(Items from a dataset)

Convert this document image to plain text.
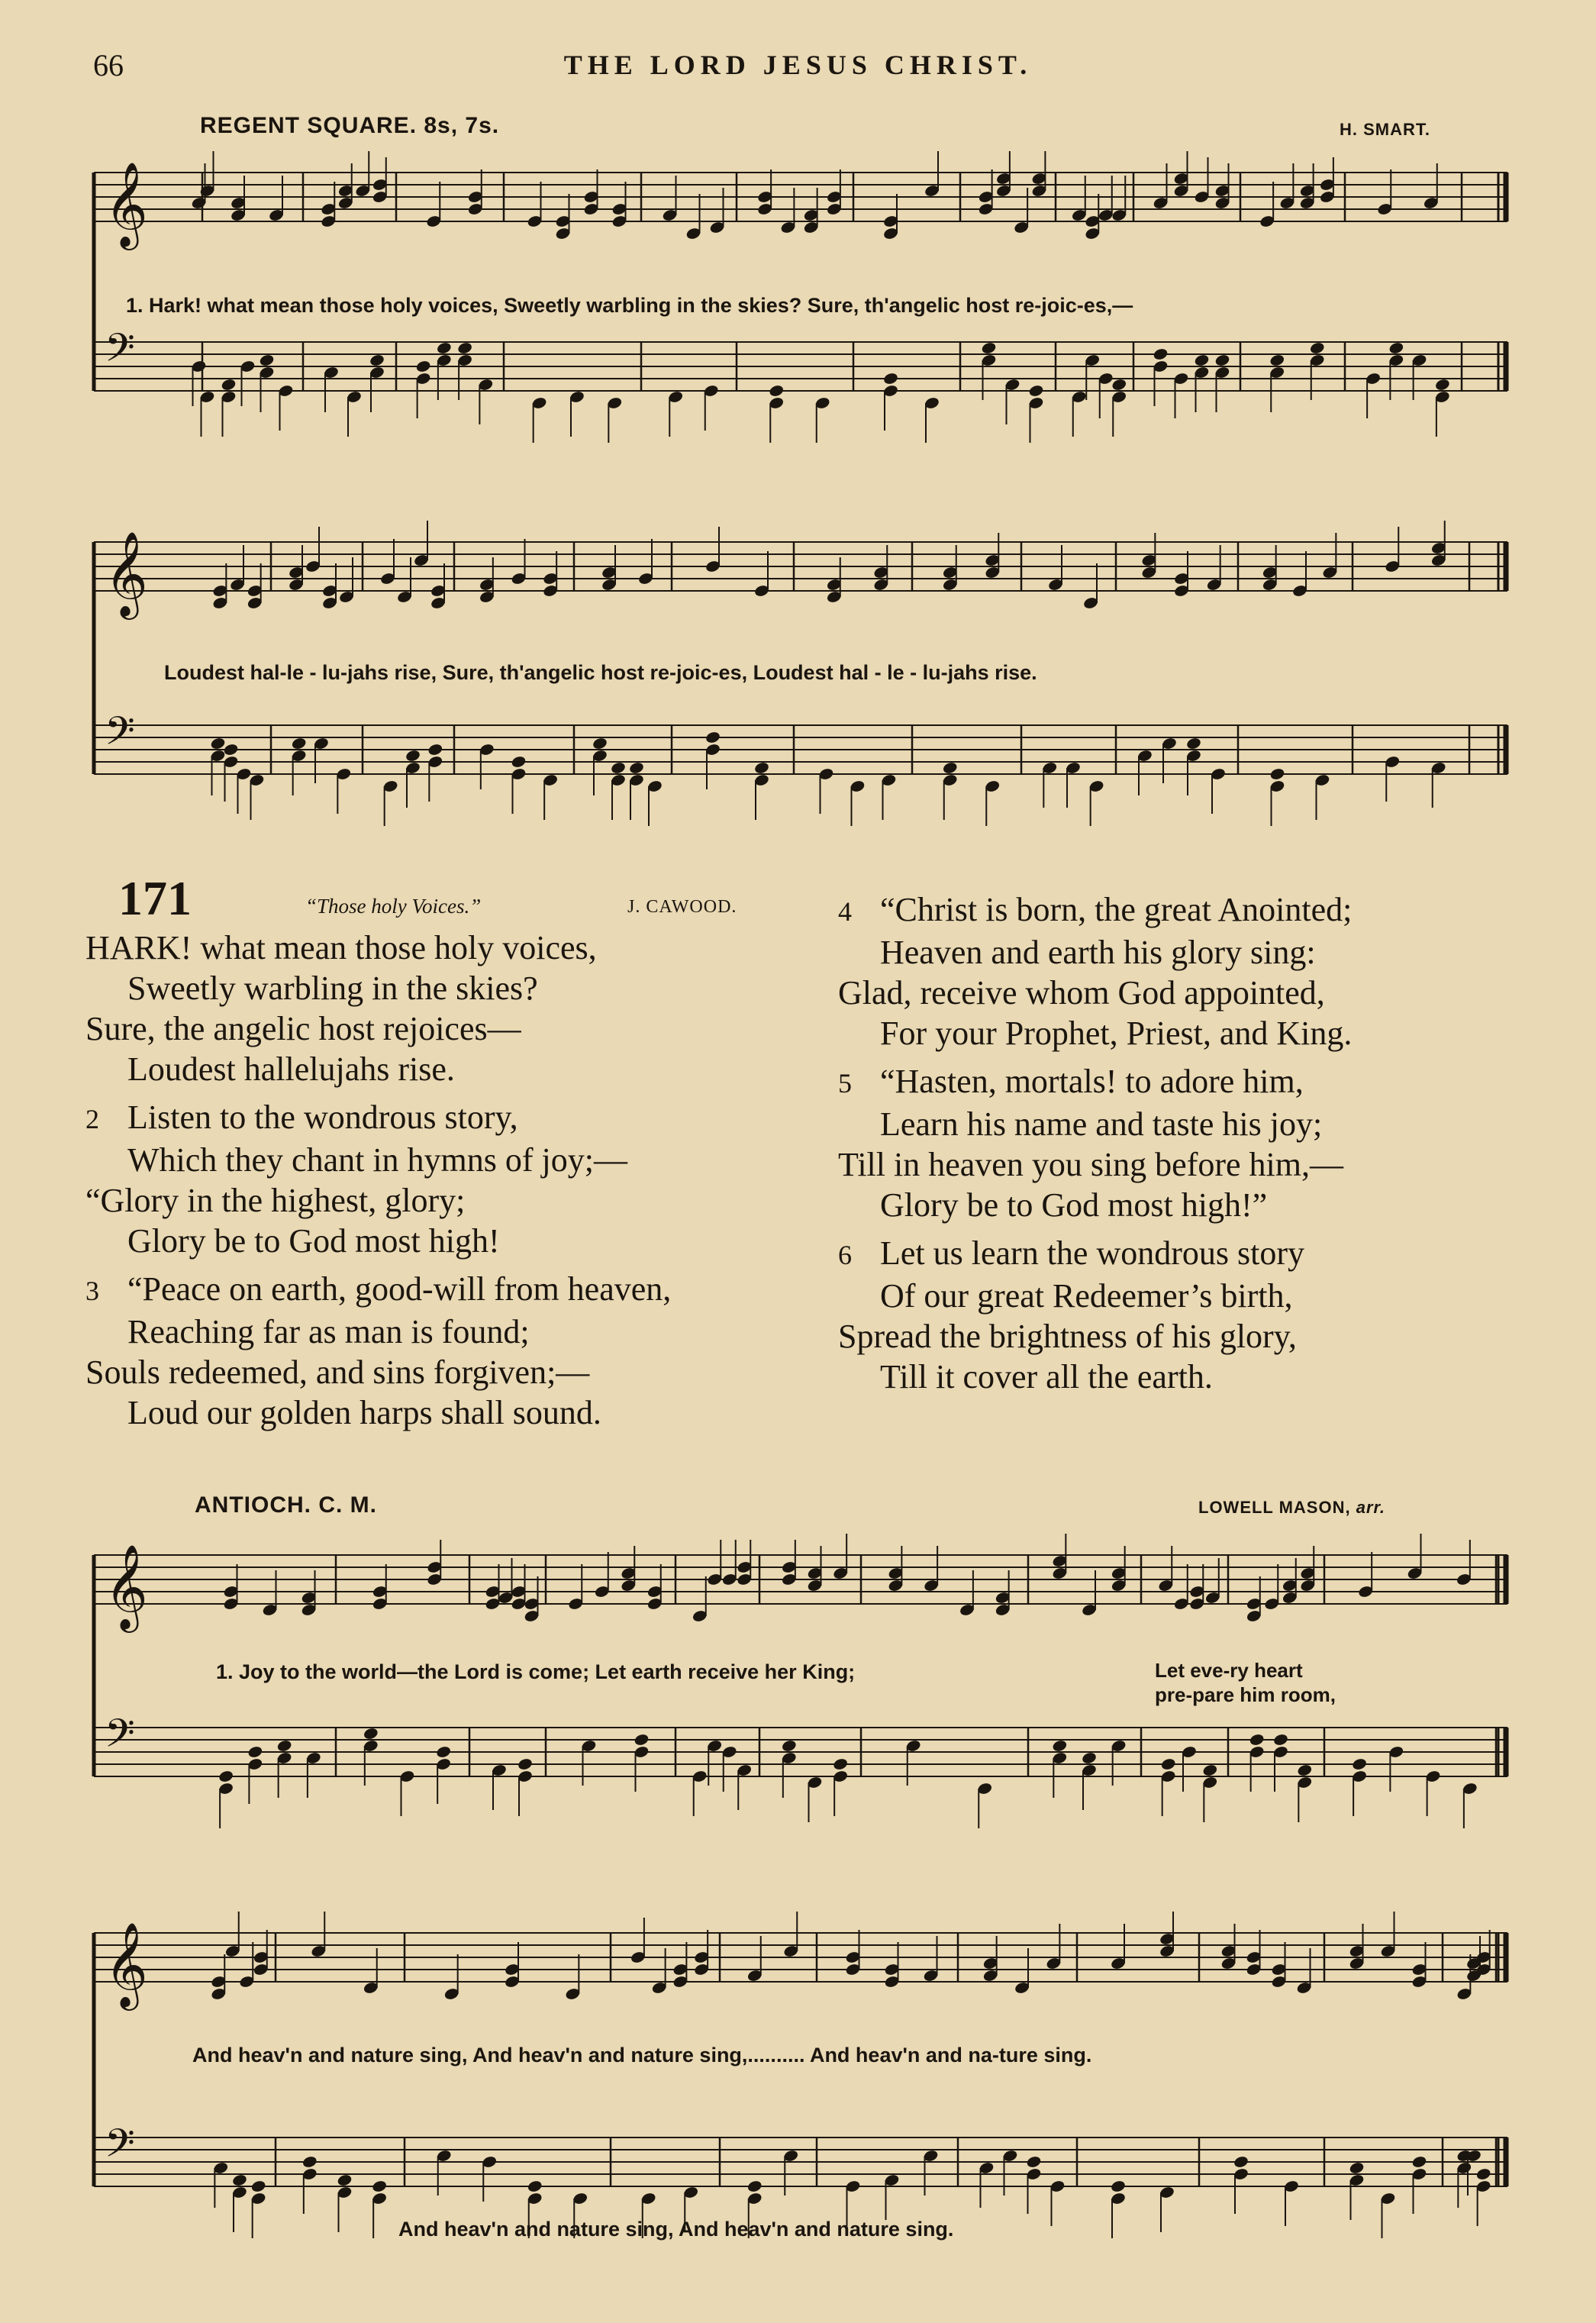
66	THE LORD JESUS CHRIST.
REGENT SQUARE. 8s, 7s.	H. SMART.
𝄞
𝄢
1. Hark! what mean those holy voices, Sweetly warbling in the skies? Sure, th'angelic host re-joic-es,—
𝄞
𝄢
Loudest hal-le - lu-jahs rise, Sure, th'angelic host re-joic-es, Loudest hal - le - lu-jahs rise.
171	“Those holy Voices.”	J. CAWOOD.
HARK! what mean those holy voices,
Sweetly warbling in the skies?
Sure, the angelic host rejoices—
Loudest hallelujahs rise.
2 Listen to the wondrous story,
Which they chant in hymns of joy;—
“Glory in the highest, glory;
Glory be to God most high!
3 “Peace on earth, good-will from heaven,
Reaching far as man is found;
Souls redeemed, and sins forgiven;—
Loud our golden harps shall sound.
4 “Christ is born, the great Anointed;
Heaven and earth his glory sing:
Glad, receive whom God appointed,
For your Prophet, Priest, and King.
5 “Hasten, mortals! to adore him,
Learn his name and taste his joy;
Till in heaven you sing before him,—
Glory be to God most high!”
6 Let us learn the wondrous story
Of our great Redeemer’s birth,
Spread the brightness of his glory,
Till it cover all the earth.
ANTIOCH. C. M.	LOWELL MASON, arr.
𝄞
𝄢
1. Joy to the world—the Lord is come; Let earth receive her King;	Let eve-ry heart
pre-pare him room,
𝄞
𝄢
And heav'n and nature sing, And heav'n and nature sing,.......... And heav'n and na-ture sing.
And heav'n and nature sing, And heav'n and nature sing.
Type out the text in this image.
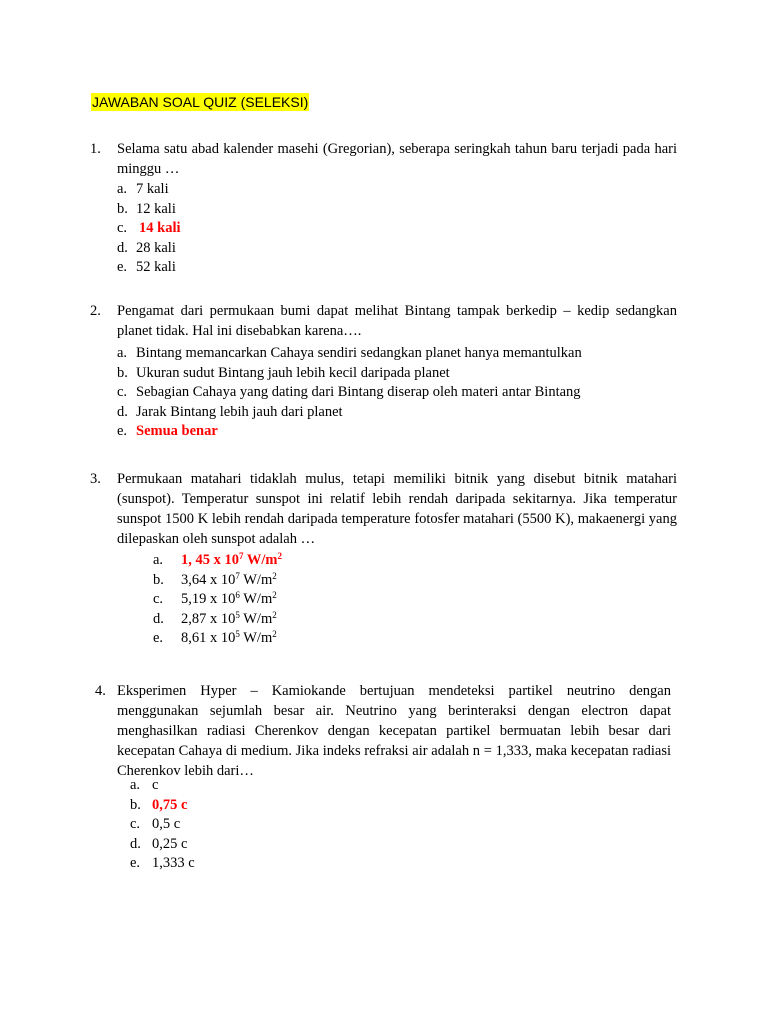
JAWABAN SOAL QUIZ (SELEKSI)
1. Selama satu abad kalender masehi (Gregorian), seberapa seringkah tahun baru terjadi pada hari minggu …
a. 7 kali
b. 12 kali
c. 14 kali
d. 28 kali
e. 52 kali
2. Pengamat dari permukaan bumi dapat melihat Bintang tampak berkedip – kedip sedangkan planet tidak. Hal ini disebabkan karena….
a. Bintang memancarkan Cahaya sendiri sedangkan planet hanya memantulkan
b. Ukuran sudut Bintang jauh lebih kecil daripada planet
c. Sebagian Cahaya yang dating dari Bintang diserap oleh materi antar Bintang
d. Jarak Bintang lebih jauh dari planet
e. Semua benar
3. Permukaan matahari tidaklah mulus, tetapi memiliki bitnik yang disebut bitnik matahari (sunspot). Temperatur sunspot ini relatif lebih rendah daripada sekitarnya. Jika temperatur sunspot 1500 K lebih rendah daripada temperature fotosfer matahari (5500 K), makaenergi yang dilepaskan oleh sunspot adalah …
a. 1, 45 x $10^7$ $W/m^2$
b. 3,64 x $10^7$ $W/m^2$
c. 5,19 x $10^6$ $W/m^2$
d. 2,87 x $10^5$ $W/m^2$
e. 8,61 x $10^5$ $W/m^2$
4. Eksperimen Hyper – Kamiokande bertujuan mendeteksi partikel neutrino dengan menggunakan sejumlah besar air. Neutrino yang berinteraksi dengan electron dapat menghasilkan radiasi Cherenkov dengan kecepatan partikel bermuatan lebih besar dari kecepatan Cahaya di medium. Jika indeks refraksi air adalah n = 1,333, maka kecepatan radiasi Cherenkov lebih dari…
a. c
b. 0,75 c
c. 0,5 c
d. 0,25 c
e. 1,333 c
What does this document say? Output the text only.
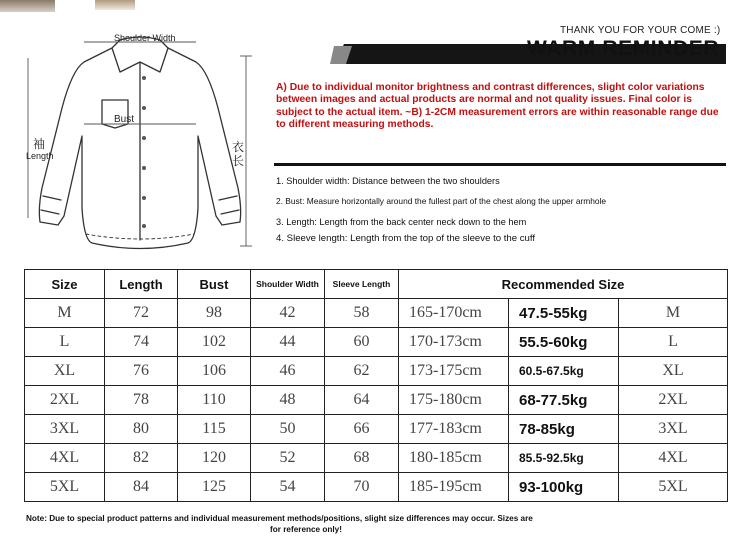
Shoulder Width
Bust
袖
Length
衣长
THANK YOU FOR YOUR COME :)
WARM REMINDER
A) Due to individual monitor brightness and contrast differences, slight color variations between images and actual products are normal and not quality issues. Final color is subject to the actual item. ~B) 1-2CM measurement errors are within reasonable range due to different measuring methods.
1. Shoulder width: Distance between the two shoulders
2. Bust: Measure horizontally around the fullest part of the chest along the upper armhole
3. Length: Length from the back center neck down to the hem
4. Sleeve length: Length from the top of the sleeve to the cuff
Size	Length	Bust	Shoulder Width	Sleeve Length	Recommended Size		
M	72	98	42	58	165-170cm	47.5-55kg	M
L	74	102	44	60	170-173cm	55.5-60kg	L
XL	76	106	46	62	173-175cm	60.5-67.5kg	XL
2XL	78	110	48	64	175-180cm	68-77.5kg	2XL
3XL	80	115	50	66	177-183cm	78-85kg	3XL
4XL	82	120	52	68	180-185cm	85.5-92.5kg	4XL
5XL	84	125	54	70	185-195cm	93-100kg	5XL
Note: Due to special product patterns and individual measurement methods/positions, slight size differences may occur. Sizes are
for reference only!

Written exercise — Reproduce word for word only the lines between the line containing "What does this" and the end of the listing above, both included, and drop any pictures.

Worked answer —
What does this document say? Output the text only.
Shoulder Width
Bust
袖
Length
衣长
THANK YOU FOR YOUR COME :)
WARM REMINDER
A) Due to individual monitor brightness and contrast differences, slight color variations between images and actual products are normal and not quality issues. Final color is subject to the actual item. ~B) 1-2CM measurement errors are within reasonable range due to different measuring methods.
1. Shoulder width: Distance between the two shoulders
2. Bust: Measure horizontally around the fullest part of the chest along the upper armhole
3. Length: Length from the back center neck down to the hem
4. Sleeve length: Length from the top of the sleeve to the cuff
Size	Length	Bust	Shoulder Width	Sleeve Length	Recommended Size		
M	72	98	42	58	165-170cm	47.5-55kg	M
L	74	102	44	60	170-173cm	55.5-60kg	L
XL	76	106	46	62	173-175cm	60.5-67.5kg	XL
2XL	78	110	48	64	175-180cm	68-77.5kg	2XL
3XL	80	115	50	66	177-183cm	78-85kg	3XL
4XL	82	120	52	68	180-185cm	85.5-92.5kg	4XL
5XL	84	125	54	70	185-195cm	93-100kg	5XL
Note: Due to special product patterns and individual measurement methods/positions, slight size differences may occur. Sizes are
for reference only!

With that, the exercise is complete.